= Problem =
Keep the wording of each record exactly the same when you repeat it, and leave out pictures.

+++

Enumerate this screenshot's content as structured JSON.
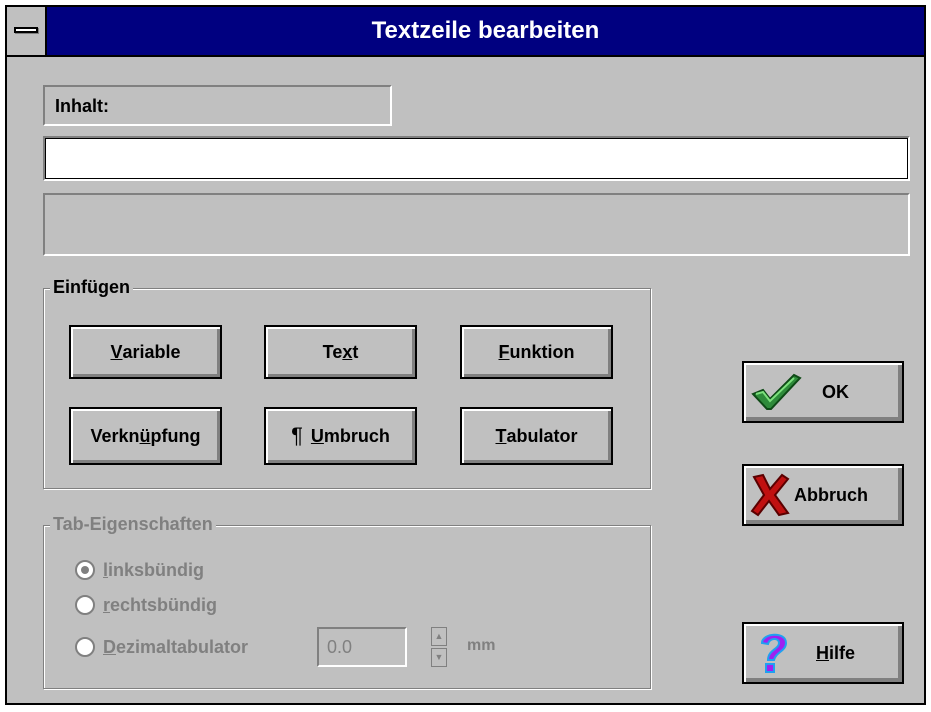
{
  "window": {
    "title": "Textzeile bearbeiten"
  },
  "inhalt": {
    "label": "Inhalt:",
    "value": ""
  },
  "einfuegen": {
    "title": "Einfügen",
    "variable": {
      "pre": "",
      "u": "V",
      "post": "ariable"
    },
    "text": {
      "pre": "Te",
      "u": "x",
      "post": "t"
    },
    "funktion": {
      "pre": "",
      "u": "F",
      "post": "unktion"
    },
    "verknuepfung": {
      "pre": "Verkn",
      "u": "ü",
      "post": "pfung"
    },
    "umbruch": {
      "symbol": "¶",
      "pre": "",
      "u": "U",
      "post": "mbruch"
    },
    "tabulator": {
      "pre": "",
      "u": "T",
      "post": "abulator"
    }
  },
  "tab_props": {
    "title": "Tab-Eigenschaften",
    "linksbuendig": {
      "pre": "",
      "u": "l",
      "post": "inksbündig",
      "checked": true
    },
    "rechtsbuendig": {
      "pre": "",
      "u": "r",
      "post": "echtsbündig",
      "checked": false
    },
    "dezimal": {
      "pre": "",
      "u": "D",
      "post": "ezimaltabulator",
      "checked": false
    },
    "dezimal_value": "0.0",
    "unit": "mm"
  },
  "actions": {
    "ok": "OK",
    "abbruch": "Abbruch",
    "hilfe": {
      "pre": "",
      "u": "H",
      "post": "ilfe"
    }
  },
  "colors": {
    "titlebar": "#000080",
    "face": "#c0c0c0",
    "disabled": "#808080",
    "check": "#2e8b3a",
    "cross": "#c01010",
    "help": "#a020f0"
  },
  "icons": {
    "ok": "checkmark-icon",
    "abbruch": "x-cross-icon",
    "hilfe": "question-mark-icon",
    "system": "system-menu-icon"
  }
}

+++

= The solution =
Enumerate this screenshot's content as structured JSON.
{
  "window": {
    "title": "Textzeile bearbeiten"
  },
  "inhalt": {
    "label": "Inhalt:",
    "value": ""
  },
  "einfuegen": {
    "title": "Einfügen",
    "variable": {
      "pre": "",
      "u": "V",
      "post": "ariable"
    },
    "text": {
      "pre": "Te",
      "u": "x",
      "post": "t"
    },
    "funktion": {
      "pre": "",
      "u": "F",
      "post": "unktion"
    },
    "verknuepfung": {
      "pre": "Verkn",
      "u": "ü",
      "post": "pfung"
    },
    "umbruch": {
      "symbol": "¶",
      "pre": "",
      "u": "U",
      "post": "mbruch"
    },
    "tabulator": {
      "pre": "",
      "u": "T",
      "post": "abulator"
    }
  },
  "tab_props": {
    "title": "Tab-Eigenschaften",
    "linksbuendig": {
      "pre": "",
      "u": "l",
      "post": "inksbündig",
      "checked": true
    },
    "rechtsbuendig": {
      "pre": "",
      "u": "r",
      "post": "echtsbündig",
      "checked": false
    },
    "dezimal": {
      "pre": "",
      "u": "D",
      "post": "ezimaltabulator",
      "checked": false
    },
    "dezimal_value": "0.0",
    "unit": "mm"
  },
  "actions": {
    "ok": "OK",
    "abbruch": "Abbruch",
    "hilfe": {
      "pre": "",
      "u": "H",
      "post": "ilfe"
    }
  },
  "colors": {
    "titlebar": "#000080",
    "face": "#c0c0c0",
    "disabled": "#808080",
    "check": "#2e8b3a",
    "cross": "#c01010",
    "help": "#a020f0"
  },
  "icons": {
    "ok": "checkmark-icon",
    "abbruch": "x-cross-icon",
    "hilfe": "question-mark-icon",
    "system": "system-menu-icon"
  }
}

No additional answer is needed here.